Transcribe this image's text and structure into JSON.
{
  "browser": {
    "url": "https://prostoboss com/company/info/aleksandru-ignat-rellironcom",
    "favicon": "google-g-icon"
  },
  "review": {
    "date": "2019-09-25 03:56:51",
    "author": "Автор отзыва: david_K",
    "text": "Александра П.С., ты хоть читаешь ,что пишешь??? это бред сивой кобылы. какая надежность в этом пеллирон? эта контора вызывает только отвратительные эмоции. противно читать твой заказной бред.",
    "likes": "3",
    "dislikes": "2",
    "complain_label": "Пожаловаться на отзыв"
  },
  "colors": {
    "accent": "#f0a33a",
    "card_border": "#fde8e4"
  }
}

+++++

> **CHALLENGE**:
Copy out every line of the data above, exactly as given.

> **FINAL ANSWER**:
Transcribe this image's text and structure into JSON.
{
  "browser": {
    "url": "https://prostoboss com/company/info/aleksandru-ignat-rellironcom",
    "favicon": "google-g-icon"
  },
  "review": {
    "date": "2019-09-25 03:56:51",
    "author": "Автор отзыва: david_K",
    "text": "Александра П.С., ты хоть читаешь ,что пишешь??? это бред сивой кобылы. какая надежность в этом пеллирон? эта контора вызывает только отвратительные эмоции. противно читать твой заказной бред.",
    "likes": "3",
    "dislikes": "2",
    "complain_label": "Пожаловаться на отзыв"
  },
  "colors": {
    "accent": "#f0a33a",
    "card_border": "#fde8e4"
  }
}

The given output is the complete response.